(begin)
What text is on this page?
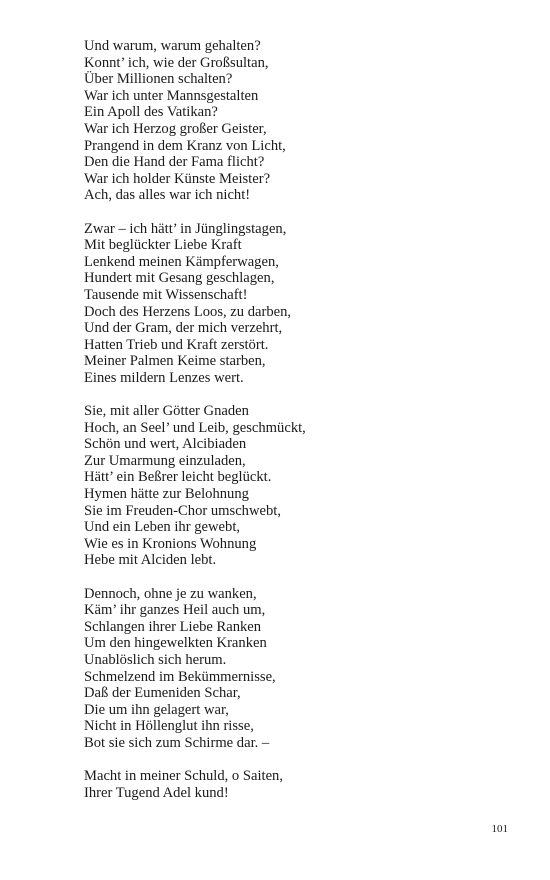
Und warum, warum gehalten?
Konnt’ ich, wie der Großsultan,
Über Millionen schalten?
War ich unter Mannsgestalten
Ein Apoll des Vatikan?
War ich Herzog großer Geister,
Prangend in dem Kranz von Licht,
Den die Hand der Fama flicht?
War ich holder Künste Meister?
Ach, das alles war ich nicht!
Zwar – ich hätt’ in Jünglingstagen,
Mit beglückter Liebe Kraft
Lenkend meinen Kämpferwagen,
Hundert mit Gesang geschlagen,
Tausende mit Wissenschaft!
Doch des Herzens Loos, zu darben,
Und der Gram, der mich verzehrt,
Hatten Trieb und Kraft zerstört.
Meiner Palmen Keime starben,
Eines mildern Lenzes wert.
Sie, mit aller Götter Gnaden
Hoch, an Seel’ und Leib, geschmückt,
Schön und wert, Alcibiaden
Zur Umarmung einzuladen,
Hätt’ ein Beßrer leicht beglückt.
Hymen hätte zur Belohnung
Sie im Freuden-Chor umschwebt,
Und ein Leben ihr gewebt,
Wie es in Kronions Wohnung
Hebe mit Alciden lebt.
Dennoch, ohne je zu wanken,
Käm’ ihr ganzes Heil auch um,
Schlangen ihrer Liebe Ranken
Um den hingewelkten Kranken
Unablöslich sich herum.
Schmelzend im Bekümmernisse,
Daß der Eumeniden Schar,
Die um ihn gelagert war,
Nicht in Höllenglut ihn risse,
Bot sie sich zum Schirme dar. –
Macht in meiner Schuld, o Saiten,
Ihrer Tugend Adel kund!
101
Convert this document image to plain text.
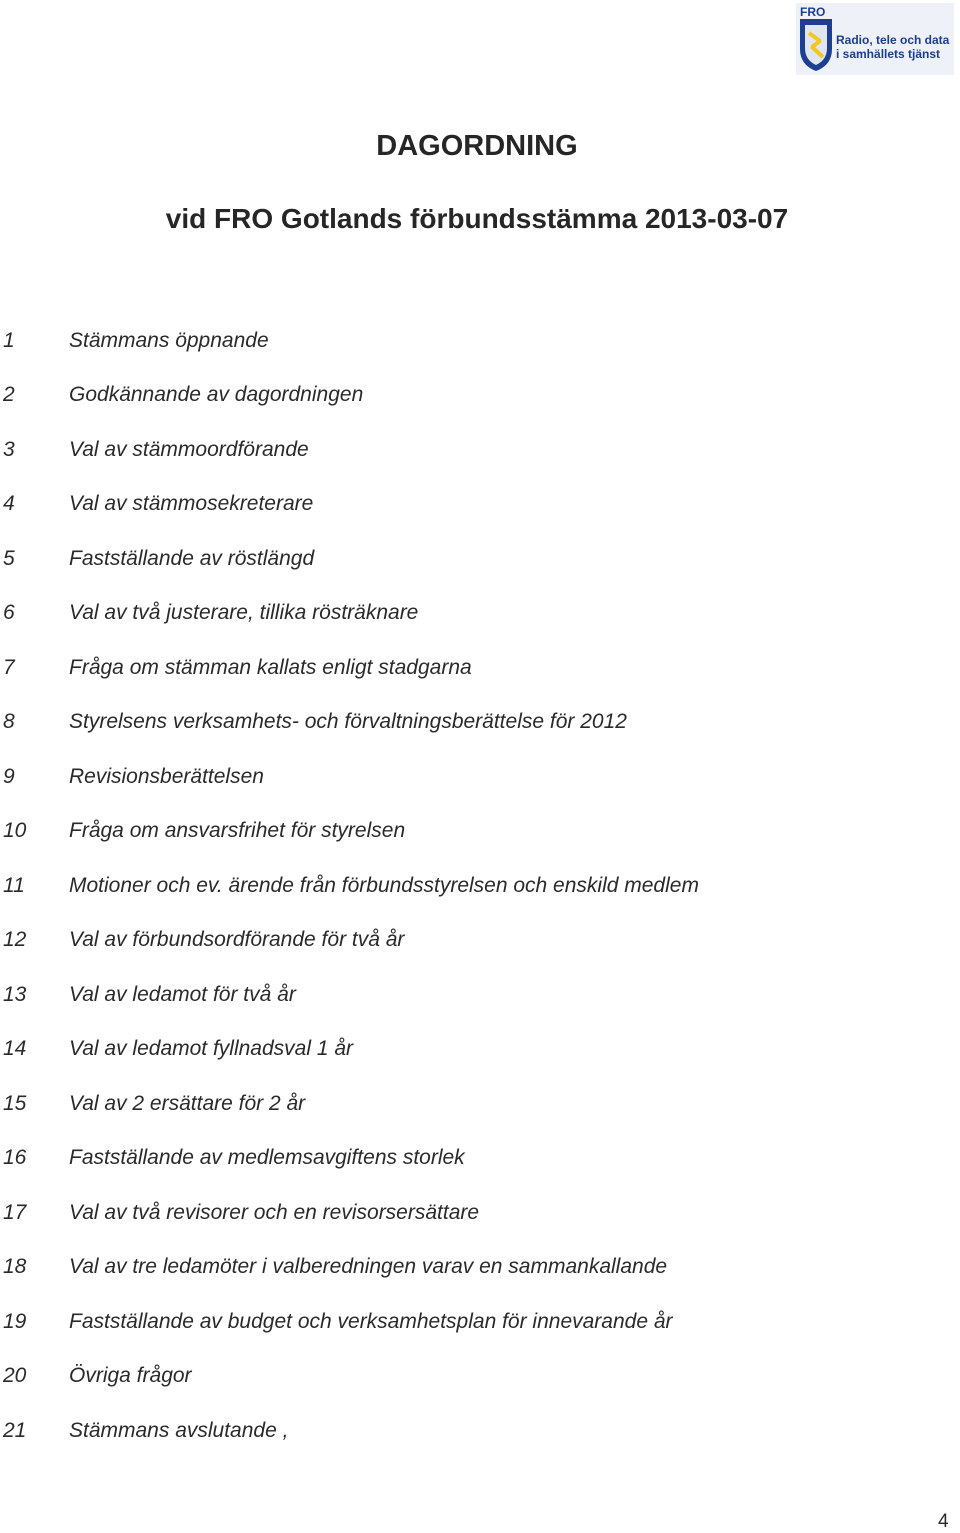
FRO
Radio, tele och data
i samhällets tjänst
DAGORDNING
vid FRO Gotlands förbundsstämma 2013-03-07
1	Stämmans öppnande
2	Godkännande av dagordningen
3	Val av stämmoordförande
4	Val av stämmosekreterare
5	Fastställande av röstlängd
6	Val av två justerare, tillika rösträknare
7	Fråga om stämman kallats enligt stadgarna
8	Styrelsens verksamhets- och förvaltningsberättelse för 2012
9	Revisionsberättelsen
10	Fråga om ansvarsfrihet för styrelsen
11	Motioner och ev. ärende från förbundsstyrelsen och enskild medlem
12	Val av förbundsordförande för två år
13	Val av ledamot för två år
14	Val av ledamot fyllnadsval 1 år
15	Val av 2 ersättare för 2 år
16	Fastställande av medlemsavgiftens storlek
17	Val av två revisorer och en revisorsersättare
18	Val av tre ledamöter i valberedningen varav en sammankallande
19	Fastställande av budget och verksamhetsplan för innevarande år
20	Övriga frågor
21	Stämmans avslutande ,
4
(end)
● Problem to work on:
Every line of the material is to be quoted exactly, with no pictures carried over.

● Result:
What text is on this page?
Und warum, warum gehalten?
Konnt’ ich, wie der Großsultan,
Über Millionen schalten?
War ich unter Mannsgestalten
Ein Apoll des Vatikan?
War ich Herzog großer Geister,
Prangend in dem Kranz von Licht,
Den die Hand der Fama flicht?
War ich holder Künste Meister?
Ach, das alles war ich nicht!
Zwar – ich hätt’ in Jünglingstagen,
Mit beglückter Liebe Kraft
Lenkend meinen Kämpferwagen,
Hundert mit Gesang geschlagen,
Tausende mit Wissenschaft!
Doch des Herzens Loos, zu darben,
Und der Gram, der mich verzehrt,
Hatten Trieb und Kraft zerstört.
Meiner Palmen Keime starben,
Eines mildern Lenzes wert.
Sie, mit aller Götter Gnaden
Hoch, an Seel’ und Leib, geschmückt,
Schön und wert, Alcibiaden
Zur Umarmung einzuladen,
Hätt’ ein Beßrer leicht beglückt.
Hymen hätte zur Belohnung
Sie im Freuden-Chor umschwebt,
Und ein Leben ihr gewebt,
Wie es in Kronions Wohnung
Hebe mit Alciden lebt.
Dennoch, ohne je zu wanken,
Käm’ ihr ganzes Heil auch um,
Schlangen ihrer Liebe Ranken
Um den hingewelkten Kranken
Unablöslich sich herum.
Schmelzend im Bekümmernisse,
Daß der Eumeniden Schar,
Die um ihn gelagert war,
Nicht in Höllenglut ihn risse,
Bot sie sich zum Schirme dar. –
Macht in meiner Schuld, o Saiten,
Ihrer Tugend Adel kund!
101
Convert this document image to plain text.
FRO
Radio, tele och data
i samhällets tjänst
DAGORDNING
vid FRO Gotlands förbundsstämma 2013-03-07
1	Stämmans öppnande
2	Godkännande av dagordningen
3	Val av stämmoordförande
4	Val av stämmosekreterare
5	Fastställande av röstlängd
6	Val av två justerare, tillika rösträknare
7	Fråga om stämman kallats enligt stadgarna
8	Styrelsens verksamhets- och förvaltningsberättelse för 2012
9	Revisionsberättelsen
10	Fråga om ansvarsfrihet för styrelsen
11	Motioner och ev. ärende från förbundsstyrelsen och enskild medlem
12	Val av förbundsordförande för två år
13	Val av ledamot för två år
14	Val av ledamot fyllnadsval 1 år
15	Val av 2 ersättare för 2 år
16	Fastställande av medlemsavgiftens storlek
17	Val av två revisorer och en revisorsersättare
18	Val av tre ledamöter i valberedningen varav en sammankallande
19	Fastställande av budget och verksamhetsplan för innevarande år
20	Övriga frågor
21	Stämmans avslutande ,
4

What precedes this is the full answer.